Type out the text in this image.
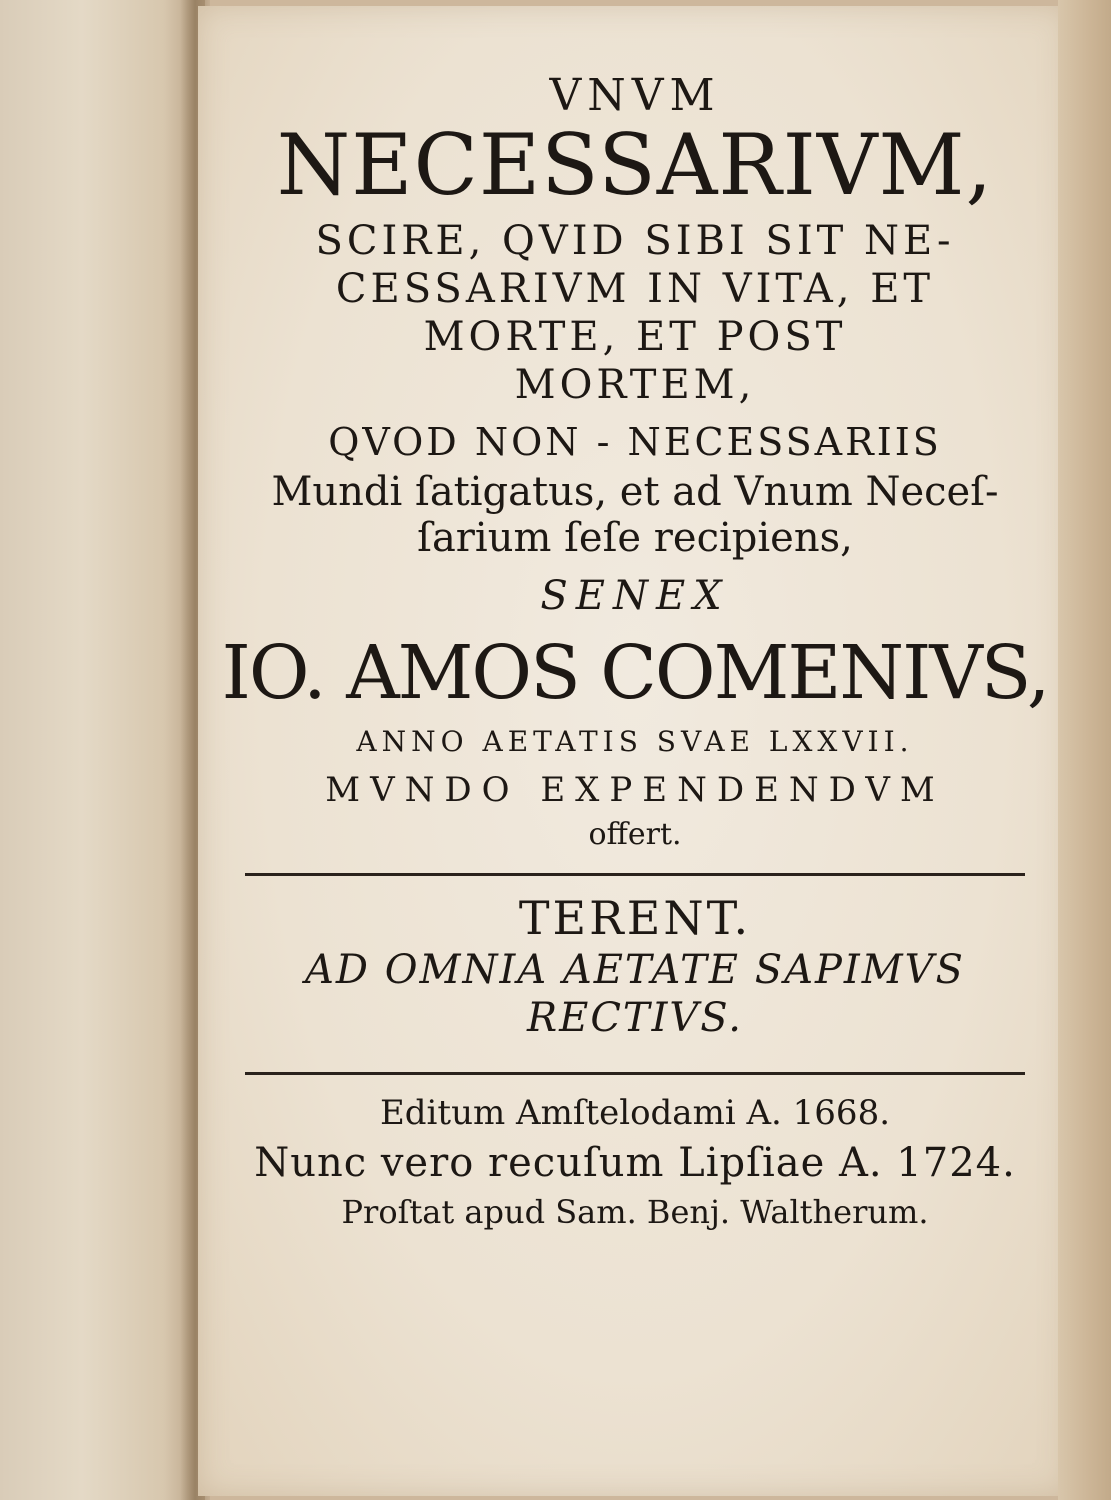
VNVM
NECESSARIVM,
SCIRE, QVID SIBI SIT NE-
CESSARIVM IN VITA, ET
MORTE, ET POST
MORTEM,
QVOD NON - NECESSARIIS
Mundi ſatigatus, et ad Vnum Neceſ-
ſarium ſeſe recipiens,
SENEX
IO. AMOS COMENIVS,
ANNO AETATIS SVAE LXXVII.
MVNDO EXPENDENDVM
offert.
TERENT.
AD OMNIA AETATE SAPIMVS
RECTIVS.
Editum Amſtelodami A. 1668.
Nunc vero recuſum Lipſiae A. 1724.
Proſtat apud Sam. Benj. Waltherum.
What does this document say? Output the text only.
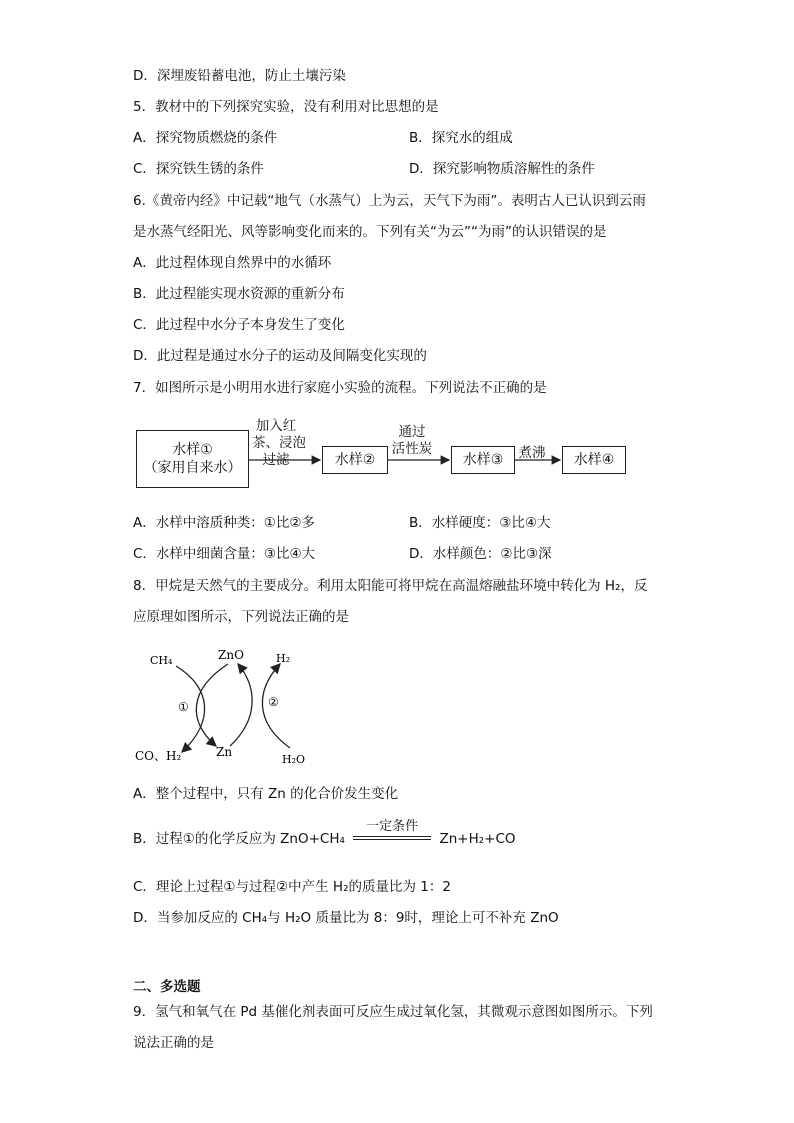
D．深埋废铅蓄电池，防止土壤污染
5．教材中的下列探究实验，没有利用对比思想的是
A．探究物质燃烧的条件	B．探究水的组成
C．探究铁生锈的条件	D．探究影响物质溶解性的条件
6.《黄帝内经》中记载“地气（水蒸气）上为云，天气下为雨”。表明古人已认识到云雨
是水蒸气经阳光、风等影响变化而来的。下列有关“为云”“为雨”的认识错误的是
A．此过程体现自然界中的水循环
B．此过程能实现水资源的重新分布
C．此过程中水分子本身发生了变化
D．此过程是通过水分子的运动及间隔变化实现的
7．如图所示是小明用水进行家庭小实验的流程。下列说法不正确的是
水样①
（家用自来水）
加入红
茶、浸泡
过滤	水样②
通过
活性炭
水样③	煮沸	水样④
A．水样中溶质种类：①比②多	B．水样硬度：③比④大
C．水样中细菌含量：③比④大	D．水样颜色：②比③深
8．甲烷是天然气的主要成分。利用太阳能可将甲烷在高温熔融盐环境中转化为 H₂，反
应原理如图所示，下列说法正确的是
CH₄	ZnO	H₂
①	②
CO、H₂	Zn
H₂O
A．整个过程中，只有 Zn 的化合价发生变化
B．过程①的化学反应为 ZnO+CH₄
一定条件
Zn+H₂+CO
C．理论上过程①与过程②中产生 H₂的质量比为 1：2
D．当参加反应的 CH₄与 H₂O 质量比为 8：9时，理论上可不补充 ZnO
二、多选题
9．氢气和氧气在 Pd 基催化剂表面可反应生成过氧化氢，其微观示意图如图所示。下列
说法正确的是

:::

> Instruction
Repeat the entries exactly. Pictures are excluded from the copy.

> Written reply
Type out the text in this image.
VNVM
NECESSARIVM,
SCIRE, QVID SIBI SIT NE-
CESSARIVM IN VITA, ET
MORTE, ET POST
MORTEM,
QVOD NON - NECESSARIIS
Mundi ſatigatus, et ad Vnum Neceſ-
ſarium ſeſe recipiens,
SENEX
IO. AMOS COMENIVS,
ANNO AETATIS SVAE LXXVII.
MVNDO EXPENDENDVM
offert.
TERENT.
AD OMNIA AETATE SAPIMVS
RECTIVS.
Editum Amſtelodami A. 1668.
Nunc vero recuſum Lipſiae A. 1724.
Proſtat apud Sam. Benj. Waltherum.
What does this document say? Output the text only.
D．深埋废铅蓄电池，防止土壤污染
5．教材中的下列探究实验，没有利用对比思想的是
A．探究物质燃烧的条件	B．探究水的组成
C．探究铁生锈的条件	D．探究影响物质溶解性的条件
6.《黄帝内经》中记载“地气（水蒸气）上为云，天气下为雨”。表明古人已认识到云雨
是水蒸气经阳光、风等影响变化而来的。下列有关“为云”“为雨”的认识错误的是
A．此过程体现自然界中的水循环
B．此过程能实现水资源的重新分布
C．此过程中水分子本身发生了变化
D．此过程是通过水分子的运动及间隔变化实现的
7．如图所示是小明用水进行家庭小实验的流程。下列说法不正确的是
水样①
（家用自来水）
加入红
茶、浸泡
过滤	水样②
通过
活性炭
水样③	煮沸	水样④
A．水样中溶质种类：①比②多	B．水样硬度：③比④大
C．水样中细菌含量：③比④大	D．水样颜色：②比③深
8．甲烷是天然气的主要成分。利用太阳能可将甲烷在高温熔融盐环境中转化为 H₂，反
应原理如图所示，下列说法正确的是
CH₄	ZnO	H₂
①	②
CO、H₂	Zn
H₂O
A．整个过程中，只有 Zn 的化合价发生变化
B．过程①的化学反应为 ZnO+CH₄
一定条件
Zn+H₂+CO
C．理论上过程①与过程②中产生 H₂的质量比为 1：2
D．当参加反应的 CH₄与 H₂O 质量比为 8：9时，理论上可不补充 ZnO
二、多选题
9．氢气和氧气在 Pd 基催化剂表面可反应生成过氧化氢，其微观示意图如图所示。下列
说法正确的是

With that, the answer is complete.